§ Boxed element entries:
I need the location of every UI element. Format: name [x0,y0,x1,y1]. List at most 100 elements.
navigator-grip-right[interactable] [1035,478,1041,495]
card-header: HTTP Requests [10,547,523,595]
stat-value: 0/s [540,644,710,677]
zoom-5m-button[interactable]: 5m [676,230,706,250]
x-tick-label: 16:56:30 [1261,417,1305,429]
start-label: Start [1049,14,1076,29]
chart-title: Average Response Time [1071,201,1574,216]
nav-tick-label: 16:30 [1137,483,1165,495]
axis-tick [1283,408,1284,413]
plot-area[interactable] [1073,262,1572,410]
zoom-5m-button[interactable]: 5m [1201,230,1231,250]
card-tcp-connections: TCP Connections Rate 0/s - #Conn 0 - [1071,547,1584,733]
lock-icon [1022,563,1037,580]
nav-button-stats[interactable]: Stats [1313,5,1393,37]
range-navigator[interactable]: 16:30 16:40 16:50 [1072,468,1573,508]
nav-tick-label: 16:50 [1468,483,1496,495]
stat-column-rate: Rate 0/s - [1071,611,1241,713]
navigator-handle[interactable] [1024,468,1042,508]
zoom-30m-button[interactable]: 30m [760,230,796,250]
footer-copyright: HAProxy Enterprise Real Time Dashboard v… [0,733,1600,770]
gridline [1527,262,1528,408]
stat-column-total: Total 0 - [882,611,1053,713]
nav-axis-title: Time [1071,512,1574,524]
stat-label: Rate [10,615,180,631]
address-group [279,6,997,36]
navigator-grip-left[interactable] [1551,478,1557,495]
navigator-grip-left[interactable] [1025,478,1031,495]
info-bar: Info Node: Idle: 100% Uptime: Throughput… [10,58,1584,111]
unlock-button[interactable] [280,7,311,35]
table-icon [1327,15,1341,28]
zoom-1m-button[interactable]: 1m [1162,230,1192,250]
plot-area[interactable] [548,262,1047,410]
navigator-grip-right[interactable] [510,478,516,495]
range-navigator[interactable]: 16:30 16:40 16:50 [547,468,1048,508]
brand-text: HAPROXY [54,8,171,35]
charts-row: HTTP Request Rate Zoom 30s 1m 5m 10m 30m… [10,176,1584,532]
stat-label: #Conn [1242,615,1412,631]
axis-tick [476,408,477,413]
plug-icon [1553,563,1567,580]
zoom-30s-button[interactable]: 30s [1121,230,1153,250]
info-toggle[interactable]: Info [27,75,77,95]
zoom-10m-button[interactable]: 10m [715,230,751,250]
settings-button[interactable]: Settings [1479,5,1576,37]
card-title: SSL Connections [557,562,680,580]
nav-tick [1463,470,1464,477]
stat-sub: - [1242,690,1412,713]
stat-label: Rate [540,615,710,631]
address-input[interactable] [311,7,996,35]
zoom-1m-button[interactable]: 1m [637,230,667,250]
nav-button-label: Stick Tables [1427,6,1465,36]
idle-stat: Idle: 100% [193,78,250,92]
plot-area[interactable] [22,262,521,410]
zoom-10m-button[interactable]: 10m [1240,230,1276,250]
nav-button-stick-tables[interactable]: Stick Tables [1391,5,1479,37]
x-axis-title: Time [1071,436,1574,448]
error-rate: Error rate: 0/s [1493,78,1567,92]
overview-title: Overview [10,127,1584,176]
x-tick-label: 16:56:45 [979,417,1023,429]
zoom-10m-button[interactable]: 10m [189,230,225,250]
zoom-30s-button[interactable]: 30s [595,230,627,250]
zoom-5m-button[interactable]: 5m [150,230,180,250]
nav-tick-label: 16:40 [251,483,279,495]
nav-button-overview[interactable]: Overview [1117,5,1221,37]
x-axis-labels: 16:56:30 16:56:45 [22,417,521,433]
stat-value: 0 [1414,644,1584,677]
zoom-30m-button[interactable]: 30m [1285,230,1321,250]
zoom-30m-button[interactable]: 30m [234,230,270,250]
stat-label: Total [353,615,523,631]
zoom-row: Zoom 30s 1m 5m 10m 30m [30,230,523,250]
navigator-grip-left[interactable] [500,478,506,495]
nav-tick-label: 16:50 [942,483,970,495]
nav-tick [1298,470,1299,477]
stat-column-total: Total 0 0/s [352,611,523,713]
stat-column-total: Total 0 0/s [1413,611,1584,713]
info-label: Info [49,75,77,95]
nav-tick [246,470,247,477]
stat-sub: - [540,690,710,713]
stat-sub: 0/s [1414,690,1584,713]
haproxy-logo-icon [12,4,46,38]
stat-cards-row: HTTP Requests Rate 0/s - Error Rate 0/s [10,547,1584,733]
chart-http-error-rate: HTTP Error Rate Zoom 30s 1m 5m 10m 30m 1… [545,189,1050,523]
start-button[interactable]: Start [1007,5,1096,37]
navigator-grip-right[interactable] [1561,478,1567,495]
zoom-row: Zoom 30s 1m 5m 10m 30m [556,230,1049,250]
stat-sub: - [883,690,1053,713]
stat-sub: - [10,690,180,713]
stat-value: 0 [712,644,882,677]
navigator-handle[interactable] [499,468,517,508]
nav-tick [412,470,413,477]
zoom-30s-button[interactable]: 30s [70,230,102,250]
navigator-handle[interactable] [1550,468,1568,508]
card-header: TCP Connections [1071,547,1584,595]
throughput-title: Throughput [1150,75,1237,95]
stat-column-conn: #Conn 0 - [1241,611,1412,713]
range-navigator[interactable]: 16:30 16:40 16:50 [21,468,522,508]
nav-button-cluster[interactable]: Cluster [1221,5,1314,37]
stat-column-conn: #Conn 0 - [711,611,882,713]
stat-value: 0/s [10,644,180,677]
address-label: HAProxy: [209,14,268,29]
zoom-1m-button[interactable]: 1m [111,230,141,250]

§ TASK STATEMENT: Rewrite the records from their start through the line containing "stat-sub: - [1242,690,1412,713]", inclusive, changing every "plot-area" to "chart-area" and keeping everything else the same.

§ ANSWER TO THIS EXERCISE:
I need the location of every UI element. Format: name [x0,y0,x1,y1]. List at most 100 elements.
navigator-grip-right[interactable] [1035,478,1041,495]
card-header: HTTP Requests [10,547,523,595]
stat-value: 0/s [540,644,710,677]
zoom-5m-button[interactable]: 5m [676,230,706,250]
x-tick-label: 16:56:30 [1261,417,1305,429]
start-label: Start [1049,14,1076,29]
chart-title: Average Response Time [1071,201,1574,216]
nav-tick-label: 16:30 [1137,483,1165,495]
axis-tick [1283,408,1284,413]
chart-area[interactable] [1073,262,1572,410]
zoom-5m-button[interactable]: 5m [1201,230,1231,250]
card-tcp-connections: TCP Connections Rate 0/s - #Conn 0 - [1071,547,1584,733]
lock-icon [1022,563,1037,580]
nav-button-stats[interactable]: Stats [1313,5,1393,37]
range-navigator[interactable]: 16:30 16:40 16:50 [1072,468,1573,508]
nav-tick-label: 16:50 [1468,483,1496,495]
stat-column-rate: Rate 0/s - [1071,611,1241,713]
navigator-handle[interactable] [1024,468,1042,508]
zoom-30m-button[interactable]: 30m [760,230,796,250]
footer-copyright: HAProxy Enterprise Real Time Dashboard v… [0,733,1600,770]
gridline [1527,262,1528,408]
stat-column-total: Total 0 - [882,611,1053,713]
nav-axis-title: Time [1071,512,1574,524]
stat-label: Rate [10,615,180,631]
address-group [279,6,997,36]
navigator-grip-left[interactable] [1551,478,1557,495]
navigator-grip-left[interactable] [1025,478,1031,495]
info-bar: Info Node: Idle: 100% Uptime: Throughput… [10,58,1584,111]
unlock-button[interactable] [280,7,311,35]
table-icon [1327,15,1341,28]
zoom-1m-button[interactable]: 1m [1162,230,1192,250]
chart-area[interactable] [548,262,1047,410]
navigator-grip-right[interactable] [510,478,516,495]
range-navigator[interactable]: 16:30 16:40 16:50 [547,468,1048,508]
brand-text: HAPROXY [54,8,171,35]
charts-row: HTTP Request Rate Zoom 30s 1m 5m 10m 30m… [10,176,1584,532]
stat-label: #Conn [1242,615,1412,631]
axis-tick [476,408,477,413]
plug-icon [1553,563,1567,580]
zoom-30s-button[interactable]: 30s [1121,230,1153,250]
info-toggle[interactable]: Info [27,75,77,95]
zoom-10m-button[interactable]: 10m [715,230,751,250]
settings-button[interactable]: Settings [1479,5,1576,37]
card-title: SSL Connections [557,562,680,580]
nav-tick [1463,470,1464,477]
stat-sub: - [1242,690,1412,713]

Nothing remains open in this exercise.